* _Exercise prompt_: How many lines in the records below hold the string "frac"? Answer with the number alone.
begin Source records
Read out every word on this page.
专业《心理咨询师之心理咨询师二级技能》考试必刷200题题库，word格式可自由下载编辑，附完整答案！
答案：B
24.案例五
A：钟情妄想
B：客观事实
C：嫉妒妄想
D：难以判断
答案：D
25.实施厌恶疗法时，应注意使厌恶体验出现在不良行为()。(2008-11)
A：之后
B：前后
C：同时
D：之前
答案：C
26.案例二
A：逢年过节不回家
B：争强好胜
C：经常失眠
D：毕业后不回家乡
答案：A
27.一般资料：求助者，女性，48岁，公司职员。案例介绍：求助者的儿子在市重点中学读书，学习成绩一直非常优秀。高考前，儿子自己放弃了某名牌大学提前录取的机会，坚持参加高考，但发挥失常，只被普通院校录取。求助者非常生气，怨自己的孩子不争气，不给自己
end Source records
begin Source records
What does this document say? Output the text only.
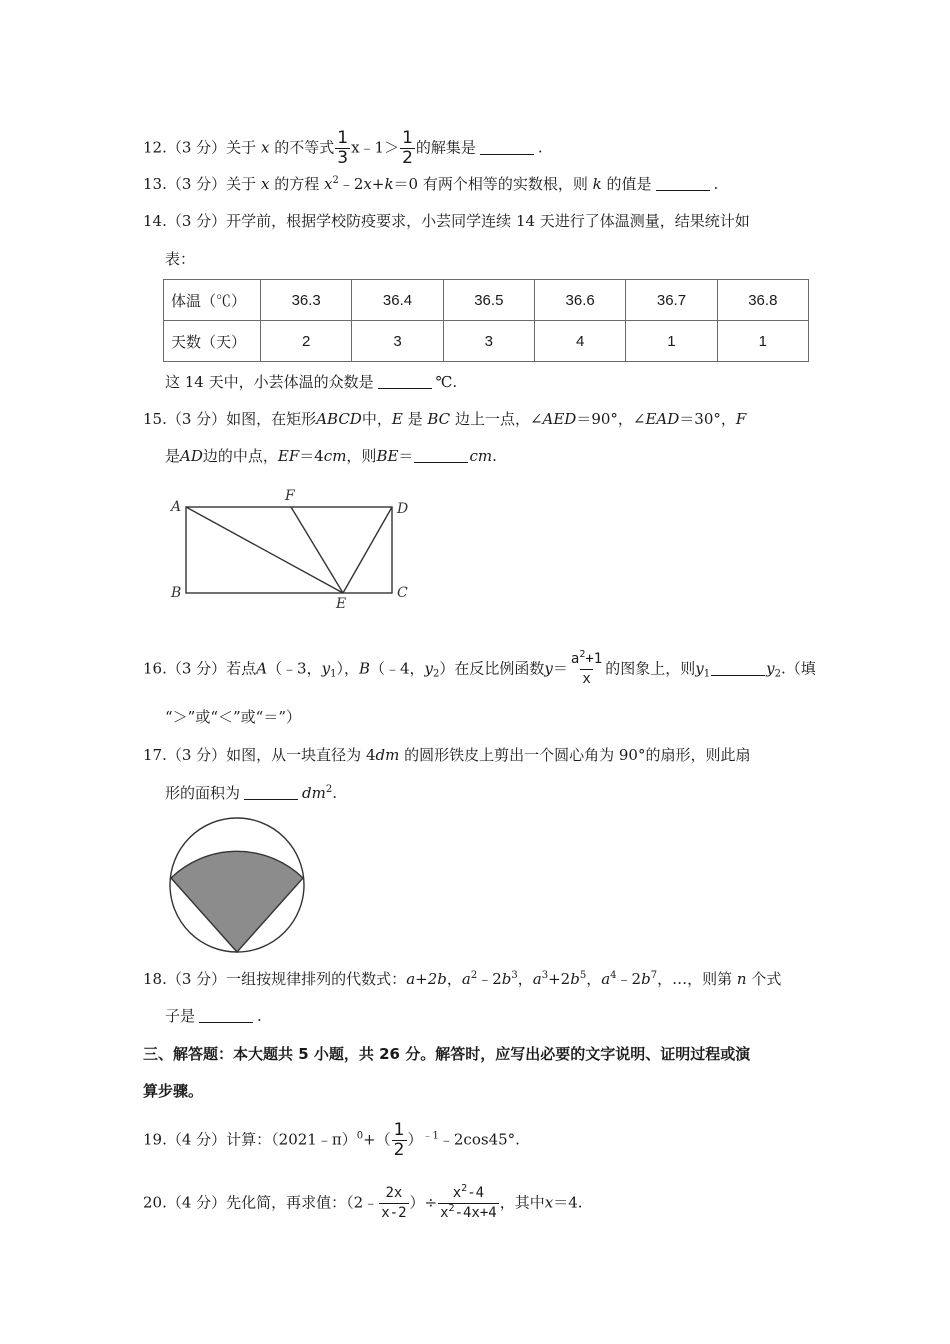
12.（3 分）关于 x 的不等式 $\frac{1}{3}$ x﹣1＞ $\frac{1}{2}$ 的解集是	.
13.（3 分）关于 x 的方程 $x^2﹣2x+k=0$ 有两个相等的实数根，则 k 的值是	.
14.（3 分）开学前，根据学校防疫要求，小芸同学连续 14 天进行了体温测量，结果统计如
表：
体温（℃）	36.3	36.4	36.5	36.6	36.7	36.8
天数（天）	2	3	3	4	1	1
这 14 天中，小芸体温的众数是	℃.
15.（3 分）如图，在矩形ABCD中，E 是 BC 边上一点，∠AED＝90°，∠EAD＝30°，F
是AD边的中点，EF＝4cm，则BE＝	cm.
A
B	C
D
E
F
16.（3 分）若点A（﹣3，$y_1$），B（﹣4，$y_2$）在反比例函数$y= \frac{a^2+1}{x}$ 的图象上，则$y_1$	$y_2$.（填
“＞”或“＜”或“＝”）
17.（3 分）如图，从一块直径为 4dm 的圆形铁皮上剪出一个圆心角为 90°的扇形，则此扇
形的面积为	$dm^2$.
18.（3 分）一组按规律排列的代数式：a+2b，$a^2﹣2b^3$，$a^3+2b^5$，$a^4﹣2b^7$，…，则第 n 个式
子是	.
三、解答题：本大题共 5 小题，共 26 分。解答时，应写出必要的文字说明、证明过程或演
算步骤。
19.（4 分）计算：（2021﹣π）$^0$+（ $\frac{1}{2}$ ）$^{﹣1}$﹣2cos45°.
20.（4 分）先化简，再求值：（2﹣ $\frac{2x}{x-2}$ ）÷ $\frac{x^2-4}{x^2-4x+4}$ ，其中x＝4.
end Source records
begin Source records
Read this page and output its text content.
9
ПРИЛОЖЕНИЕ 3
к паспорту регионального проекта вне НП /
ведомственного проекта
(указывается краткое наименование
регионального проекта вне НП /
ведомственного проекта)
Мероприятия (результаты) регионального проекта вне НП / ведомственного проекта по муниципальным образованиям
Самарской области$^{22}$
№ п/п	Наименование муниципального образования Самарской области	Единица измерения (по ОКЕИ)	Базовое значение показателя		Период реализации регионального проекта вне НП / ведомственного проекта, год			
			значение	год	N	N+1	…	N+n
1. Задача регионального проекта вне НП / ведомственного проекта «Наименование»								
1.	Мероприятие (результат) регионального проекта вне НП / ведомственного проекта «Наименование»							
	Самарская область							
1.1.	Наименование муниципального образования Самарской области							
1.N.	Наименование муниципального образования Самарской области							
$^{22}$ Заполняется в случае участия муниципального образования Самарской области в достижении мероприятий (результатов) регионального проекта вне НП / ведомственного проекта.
end Source records
* _Result of the task_: 4